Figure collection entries
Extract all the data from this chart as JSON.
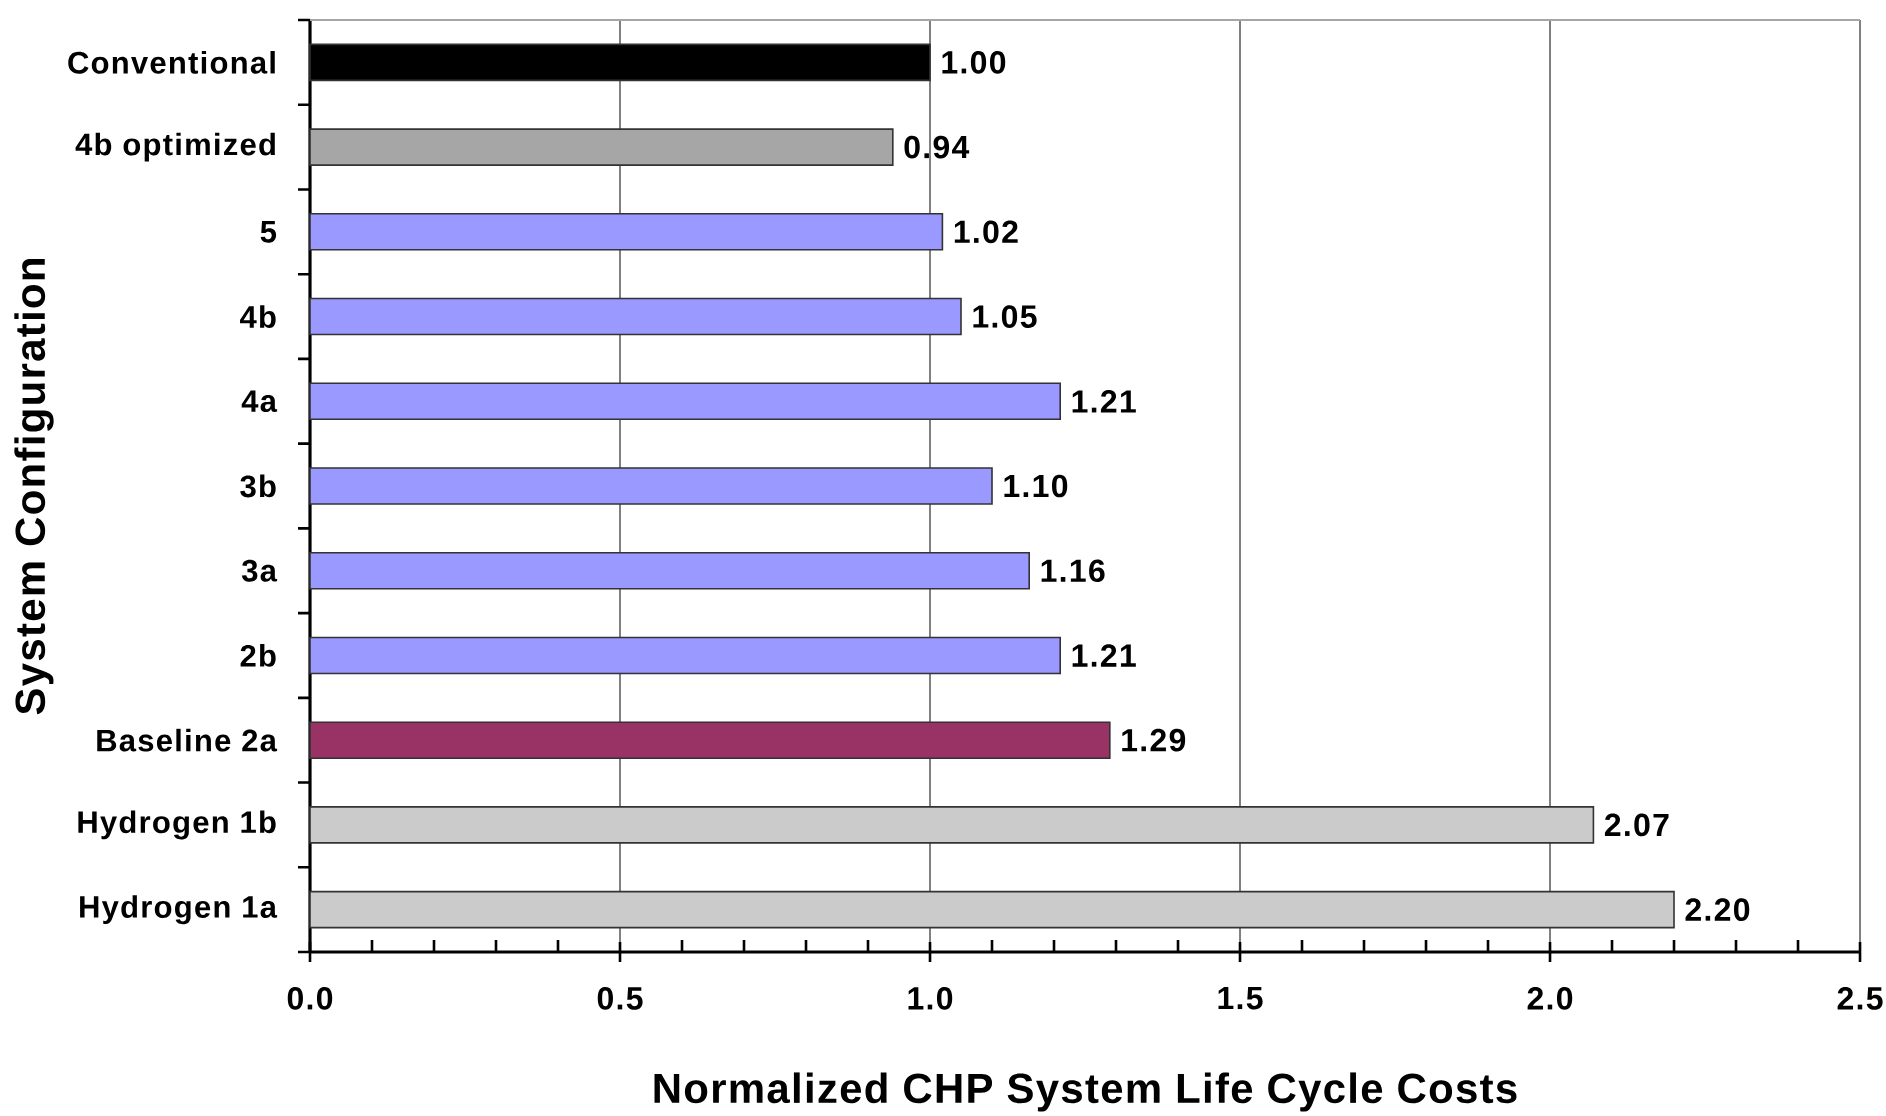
{
  "chart_data": {
    "type": "bar",
    "orientation": "horizontal",
    "xlabel": "Normalized CHP System Life Cycle Costs",
    "ylabel": "System Configuration",
    "categories": [
      "Conventional",
      "4b optimized",
      "5",
      "4b",
      "4a",
      "3b",
      "3a",
      "2b",
      "Baseline 2a",
      "Hydrogen 1b",
      "Hydrogen 1a"
    ],
    "values": [
      1.0,
      0.94,
      1.02,
      1.05,
      1.21,
      1.1,
      1.16,
      1.21,
      1.29,
      2.07,
      2.2
    ],
    "colors": [
      "#000000",
      "#a6a6a6",
      "#9999ff",
      "#9999ff",
      "#9999ff",
      "#9999ff",
      "#9999ff",
      "#9999ff",
      "#993366",
      "#cbcbcb",
      "#cbcbcb"
    ],
    "value_labels": [
      "1.00",
      "0.94",
      "1.02",
      "1.05",
      "1.21",
      "1.10",
      "1.16",
      "1.21",
      "1.29",
      "2.07",
      "2.20"
    ],
    "xlim": [
      0,
      2.5
    ],
    "xticks": [
      {
        "value": 0,
        "label": "0.0"
      },
      {
        "value": 0.1,
        "label": null
      },
      {
        "value": 0.2,
        "label": null
      },
      {
        "value": 0.3,
        "label": null
      },
      {
        "value": 0.4,
        "label": null
      },
      {
        "value": 0.5,
        "label": "0.5"
      },
      {
        "value": 0.6,
        "label": null
      },
      {
        "value": 0.7,
        "label": null
      },
      {
        "value": 0.8,
        "label": null
      },
      {
        "value": 0.9,
        "label": null
      },
      {
        "value": 1,
        "label": "1.0"
      },
      {
        "value": 1.1,
        "label": null
      },
      {
        "value": 1.2,
        "label": null
      },
      {
        "value": 1.3,
        "label": null
      },
      {
        "value": 1.4,
        "label": null
      },
      {
        "value": 1.5,
        "label": "1.5"
      },
      {
        "value": 1.6,
        "label": null
      },
      {
        "value": 1.7,
        "label": null
      },
      {
        "value": 1.8,
        "label": null
      },
      {
        "value": 1.9,
        "label": null
      },
      {
        "value": 2,
        "label": "2.0"
      },
      {
        "value": 2.1,
        "label": null
      },
      {
        "value": 2.2,
        "label": null
      },
      {
        "value": 2.3,
        "label": null
      },
      {
        "value": 2.4,
        "label": null
      },
      {
        "value": 2.5,
        "label": "2.5"
      }
    ],
    "grid": "x"
  }
}
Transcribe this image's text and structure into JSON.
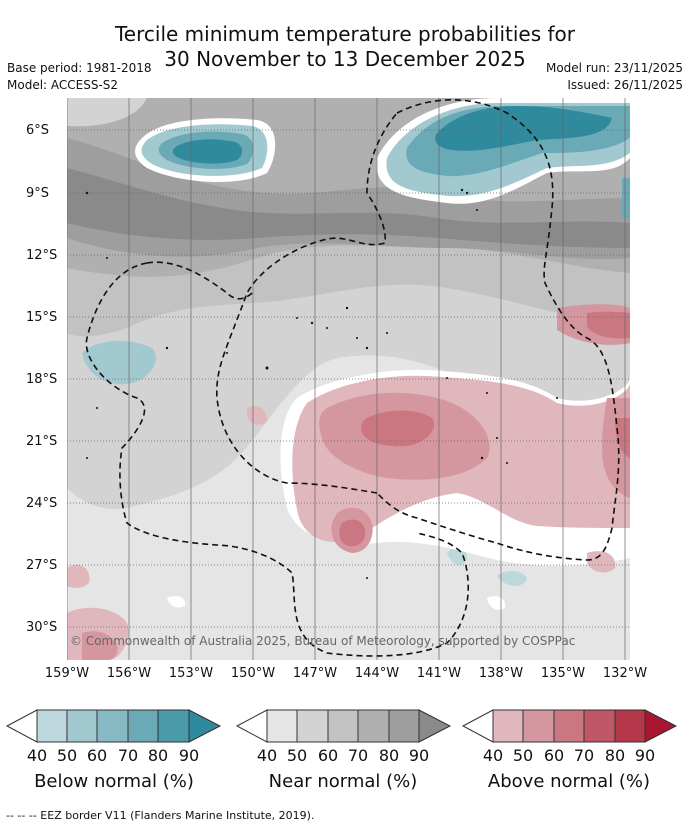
{
  "title_line1": "Tercile minimum temperature probabilities for",
  "title_line2": "30 November to 13 December 2025",
  "base_period": "Base period: 1981-2018",
  "model": "Model: ACCESS-S2",
  "model_run": "Model run: 23/11/2025",
  "issued": "Issued: 26/11/2025",
  "lat_labels": [
    "6°S",
    "9°S",
    "12°S",
    "15°S",
    "18°S",
    "21°S",
    "24°S",
    "27°S",
    "30°S"
  ],
  "lon_labels": [
    "159°W",
    "156°W",
    "153°W",
    "150°W",
    "147°W",
    "144°W",
    "141°W",
    "138°W",
    "135°W",
    "132°W"
  ],
  "copyright": "© Commonwealth of Australia 2025, Bureau of Meteorology, supported by COSPPac",
  "legends": [
    {
      "title": "Below normal (%)",
      "ticks": [
        "40",
        "50",
        "60",
        "70",
        "80",
        "90"
      ],
      "colors": [
        "#ffffff",
        "#bdd8dd",
        "#a2c9d0",
        "#86b9c3",
        "#6aa9b6",
        "#4b9aa9",
        "#2e8a9c"
      ]
    },
    {
      "title": "Near normal (%)",
      "ticks": [
        "40",
        "50",
        "60",
        "70",
        "80",
        "90"
      ],
      "colors": [
        "#ffffff",
        "#e5e5e5",
        "#d3d3d3",
        "#c2c2c2",
        "#b0b0b0",
        "#9e9e9e",
        "#8a8a8a"
      ]
    },
    {
      "title": "Above normal (%)",
      "ticks": [
        "40",
        "50",
        "60",
        "70",
        "80",
        "90"
      ],
      "colors": [
        "#ffffff",
        "#e0b7bd",
        "#d5979f",
        "#ca7782",
        "#bf5766",
        "#b4374a",
        "#a8172f"
      ]
    }
  ],
  "footnote": "--  --  -- EEZ border V11 (Flanders Marine Institute, 2019)."
}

**What the task asks**
Pictures are excluded; repeat every record exactly.

**Task solution**
Extract all the data from this chart as JSON.
{
  "chart_data": {
    "type": "bar",
    "orientation": "horizontal",
    "xlabel": "Normalized CHP System Life Cycle Costs",
    "ylabel": "System Configuration",
    "categories": [
      "Conventional",
      "4b optimized",
      "5",
      "4b",
      "4a",
      "3b",
      "3a",
      "2b",
      "Baseline 2a",
      "Hydrogen 1b",
      "Hydrogen 1a"
    ],
    "values": [
      1.0,
      0.94,
      1.02,
      1.05,
      1.21,
      1.1,
      1.16,
      1.21,
      1.29,
      2.07,
      2.2
    ],
    "colors": [
      "#000000",
      "#a6a6a6",
      "#9999ff",
      "#9999ff",
      "#9999ff",
      "#9999ff",
      "#9999ff",
      "#9999ff",
      "#993366",
      "#cbcbcb",
      "#cbcbcb"
    ],
    "value_labels": [
      "1.00",
      "0.94",
      "1.02",
      "1.05",
      "1.21",
      "1.10",
      "1.16",
      "1.21",
      "1.29",
      "2.07",
      "2.20"
    ],
    "xlim": [
      0,
      2.5
    ],
    "xticks": [
      {
        "value": 0,
        "label": "0.0"
      },
      {
        "value": 0.1,
        "label": null
      },
      {
        "value": 0.2,
        "label": null
      },
      {
        "value": 0.3,
        "label": null
      },
      {
        "value": 0.4,
        "label": null
      },
      {
        "value": 0.5,
        "label": "0.5"
      },
      {
        "value": 0.6,
        "label": null
      },
      {
        "value": 0.7,
        "label": null
      },
      {
        "value": 0.8,
        "label": null
      },
      {
        "value": 0.9,
        "label": null
      },
      {
        "value": 1,
        "label": "1.0"
      },
      {
        "value": 1.1,
        "label": null
      },
      {
        "value": 1.2,
        "label": null
      },
      {
        "value": 1.3,
        "label": null
      },
      {
        "value": 1.4,
        "label": null
      },
      {
        "value": 1.5,
        "label": "1.5"
      },
      {
        "value": 1.6,
        "label": null
      },
      {
        "value": 1.7,
        "label": null
      },
      {
        "value": 1.8,
        "label": null
      },
      {
        "value": 1.9,
        "label": null
      },
      {
        "value": 2,
        "label": "2.0"
      },
      {
        "value": 2.1,
        "label": null
      },
      {
        "value": 2.2,
        "label": null
      },
      {
        "value": 2.3,
        "label": null
      },
      {
        "value": 2.4,
        "label": null
      },
      {
        "value": 2.5,
        "label": "2.5"
      }
    ],
    "grid": "x"
  }
}
Transcribe this image's text and structure into JSON.
{
  "title_line1": "Tercile minimum temperature probabilities for",
  "title_line2": "30 November to 13 December 2025",
  "base_period": "Base period: 1981-2018",
  "model": "Model: ACCESS-S2",
  "model_run": "Model run: 23/11/2025",
  "issued": "Issued: 26/11/2025",
  "lat_labels": [
    "6°S",
    "9°S",
    "12°S",
    "15°S",
    "18°S",
    "21°S",
    "24°S",
    "27°S",
    "30°S"
  ],
  "lon_labels": [
    "159°W",
    "156°W",
    "153°W",
    "150°W",
    "147°W",
    "144°W",
    "141°W",
    "138°W",
    "135°W",
    "132°W"
  ],
  "copyright": "© Commonwealth of Australia 2025, Bureau of Meteorology, supported by COSPPac",
  "legends": [
    {
      "title": "Below normal (%)",
      "ticks": [
        "40",
        "50",
        "60",
        "70",
        "80",
        "90"
      ],
      "colors": [
        "#ffffff",
        "#bdd8dd",
        "#a2c9d0",
        "#86b9c3",
        "#6aa9b6",
        "#4b9aa9",
        "#2e8a9c"
      ]
    },
    {
      "title": "Near normal (%)",
      "ticks": [
        "40",
        "50",
        "60",
        "70",
        "80",
        "90"
      ],
      "colors": [
        "#ffffff",
        "#e5e5e5",
        "#d3d3d3",
        "#c2c2c2",
        "#b0b0b0",
        "#9e9e9e",
        "#8a8a8a"
      ]
    },
    {
      "title": "Above normal (%)",
      "ticks": [
        "40",
        "50",
        "60",
        "70",
        "80",
        "90"
      ],
      "colors": [
        "#ffffff",
        "#e0b7bd",
        "#d5979f",
        "#ca7782",
        "#bf5766",
        "#b4374a",
        "#a8172f"
      ]
    }
  ],
  "footnote": "--  --  -- EEZ border V11 (Flanders Marine Institute, 2019)."
}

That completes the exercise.